## WORK TO BE COMPLETED
Return every item below unchanged, reproducing each line character for character.
# # # # # # #
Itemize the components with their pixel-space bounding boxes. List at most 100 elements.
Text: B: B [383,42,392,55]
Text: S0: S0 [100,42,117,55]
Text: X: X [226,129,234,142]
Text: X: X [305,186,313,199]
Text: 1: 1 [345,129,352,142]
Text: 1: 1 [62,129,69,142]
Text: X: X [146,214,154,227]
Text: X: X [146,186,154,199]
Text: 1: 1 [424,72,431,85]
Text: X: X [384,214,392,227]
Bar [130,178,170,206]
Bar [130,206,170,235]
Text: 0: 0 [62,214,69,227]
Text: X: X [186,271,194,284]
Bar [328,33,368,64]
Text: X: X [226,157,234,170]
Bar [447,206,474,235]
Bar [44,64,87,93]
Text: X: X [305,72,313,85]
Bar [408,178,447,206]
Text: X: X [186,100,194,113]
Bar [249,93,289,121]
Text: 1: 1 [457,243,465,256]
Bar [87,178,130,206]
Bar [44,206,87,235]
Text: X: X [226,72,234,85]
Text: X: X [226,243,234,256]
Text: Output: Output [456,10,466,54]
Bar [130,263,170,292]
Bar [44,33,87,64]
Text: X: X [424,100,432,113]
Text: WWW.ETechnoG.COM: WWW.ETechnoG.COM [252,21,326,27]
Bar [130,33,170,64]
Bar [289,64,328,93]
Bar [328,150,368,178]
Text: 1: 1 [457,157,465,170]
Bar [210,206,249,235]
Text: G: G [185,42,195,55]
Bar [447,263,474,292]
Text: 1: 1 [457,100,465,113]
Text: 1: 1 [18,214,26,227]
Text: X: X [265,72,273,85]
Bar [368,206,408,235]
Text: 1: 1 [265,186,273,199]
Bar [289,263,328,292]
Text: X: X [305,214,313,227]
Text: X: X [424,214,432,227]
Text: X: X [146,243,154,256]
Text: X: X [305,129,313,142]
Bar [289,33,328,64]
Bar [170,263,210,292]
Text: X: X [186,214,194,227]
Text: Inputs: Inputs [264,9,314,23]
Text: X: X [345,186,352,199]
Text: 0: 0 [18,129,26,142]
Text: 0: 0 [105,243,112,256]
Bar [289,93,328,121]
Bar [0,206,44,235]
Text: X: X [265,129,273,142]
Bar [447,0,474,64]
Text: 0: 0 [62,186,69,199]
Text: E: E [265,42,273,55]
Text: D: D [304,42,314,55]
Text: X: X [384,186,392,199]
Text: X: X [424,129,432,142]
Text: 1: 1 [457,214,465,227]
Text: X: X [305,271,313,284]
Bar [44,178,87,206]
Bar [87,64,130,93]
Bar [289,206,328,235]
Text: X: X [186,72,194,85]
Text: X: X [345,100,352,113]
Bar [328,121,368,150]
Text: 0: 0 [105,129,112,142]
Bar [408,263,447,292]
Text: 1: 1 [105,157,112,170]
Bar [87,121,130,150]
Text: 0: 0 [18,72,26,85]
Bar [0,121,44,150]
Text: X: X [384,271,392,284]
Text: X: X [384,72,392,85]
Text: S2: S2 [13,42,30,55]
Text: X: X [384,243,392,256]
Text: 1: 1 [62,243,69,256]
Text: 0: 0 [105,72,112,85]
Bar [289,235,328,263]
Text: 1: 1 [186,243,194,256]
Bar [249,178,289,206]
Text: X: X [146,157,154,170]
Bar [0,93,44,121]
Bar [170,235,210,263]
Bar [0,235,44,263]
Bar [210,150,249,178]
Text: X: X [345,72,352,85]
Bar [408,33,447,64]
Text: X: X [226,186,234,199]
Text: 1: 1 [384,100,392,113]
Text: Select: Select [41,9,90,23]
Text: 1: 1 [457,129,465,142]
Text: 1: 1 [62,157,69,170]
# # # # # # #
## RESULT OF THIS TASK
Itemize the components with their pixel-space bounding boxes. List at most 100 elements.
Text: B: B [383,42,392,55]
Text: S0: S0 [100,42,117,55]
Text: X: X [226,129,234,142]
Text: X: X [305,186,313,199]
Text: 1: 1 [345,129,352,142]
Text: 1: 1 [62,129,69,142]
Text: X: X [146,214,154,227]
Text: X: X [146,186,154,199]
Text: 1: 1 [424,72,431,85]
Text: X: X [384,214,392,227]
Bar [130,178,170,206]
Bar [130,206,170,235]
Text: 0: 0 [62,214,69,227]
Text: X: X [186,271,194,284]
Bar [328,33,368,64]
Text: X: X [226,157,234,170]
Bar [447,206,474,235]
Bar [44,64,87,93]
Text: X: X [305,72,313,85]
Bar [408,178,447,206]
Text: X: X [186,100,194,113]
Bar [249,93,289,121]
Text: 1: 1 [457,243,465,256]
Bar [87,178,130,206]
Bar [44,206,87,235]
Text: X: X [226,72,234,85]
Text: X: X [226,243,234,256]
Text: Output: Output [456,10,466,54]
Bar [130,263,170,292]
Bar [44,33,87,64]
Text: X: X [424,100,432,113]
Text: WWW.ETechnoG.COM: WWW.ETechnoG.COM [252,21,326,27]
Bar [130,33,170,64]
Bar [289,64,328,93]
Bar [328,150,368,178]
Text: 1: 1 [457,157,465,170]
Bar [210,206,249,235]
Text: G: G [185,42,195,55]
Bar [447,263,474,292]
Text: 1: 1 [457,100,465,113]
Text: 1: 1 [18,214,26,227]
Text: X: X [265,72,273,85]
Bar [368,206,408,235]
Text: 1: 1 [265,186,273,199]
Bar [289,263,328,292]
Text: X: X [305,214,313,227]
Text: X: X [424,214,432,227]
Text: X: X [146,243,154,256]
Text: X: X [305,129,313,142]
Bar [289,33,328,64]
Bar [170,263,210,292]
Text: X: X [186,214,194,227]
Text: Inputs: Inputs [264,9,314,23]
Text: X: X [345,186,352,199]
Text: 0: 0 [18,129,26,142]
Text: 0: 0 [105,243,112,256]
Bar [289,93,328,121]
Bar [0,206,44,235]
Text: X: X [265,129,273,142]
Bar [447,0,474,64]
Text: 0: 0 [62,186,69,199]
Text: E: E [265,42,273,55]
Text: D: D [304,42,314,55]
Text: X: X [384,186,392,199]
Text: X: X [424,129,432,142]
Text: 1: 1 [457,214,465,227]
Text: X: X [305,271,313,284]
Bar [44,178,87,206]
Bar [87,64,130,93]
Bar [289,206,328,235]
Text: X: X [186,72,194,85]
Text: X: X [345,100,352,113]
Bar [328,121,368,150]
Text: 0: 0 [105,129,112,142]
Bar [408,263,447,292]
Text: 1: 1 [105,157,112,170]
Bar [87,121,130,150]
Text: 0: 0 [18,72,26,85]
Bar [0,121,44,150]
Text: X: X [384,271,392,284]
Text: X: X [384,72,392,85]
Text: S2: S2 [13,42,30,55]
Text: X: X [384,243,392,256]
Text: 1: 1 [62,243,69,256]
Text: 0: 0 [105,72,112,85]
Bar [289,235,328,263]
Text: 1: 1 [186,243,194,256]
Bar [249,178,289,206]
Text: X: X [146,157,154,170]
Bar [0,93,44,121]
Bar [170,235,210,263]
Bar [0,235,44,263]
Bar [210,150,249,178]
Text: X: X [345,72,352,85]
Bar [408,33,447,64]
Text: X: X [226,186,234,199]
Text: 1: 1 [384,100,392,113]
Text: Select: Select [41,9,90,23]
Text: 1: 1 [457,129,465,142]
Text: 1: 1 [62,157,69,170]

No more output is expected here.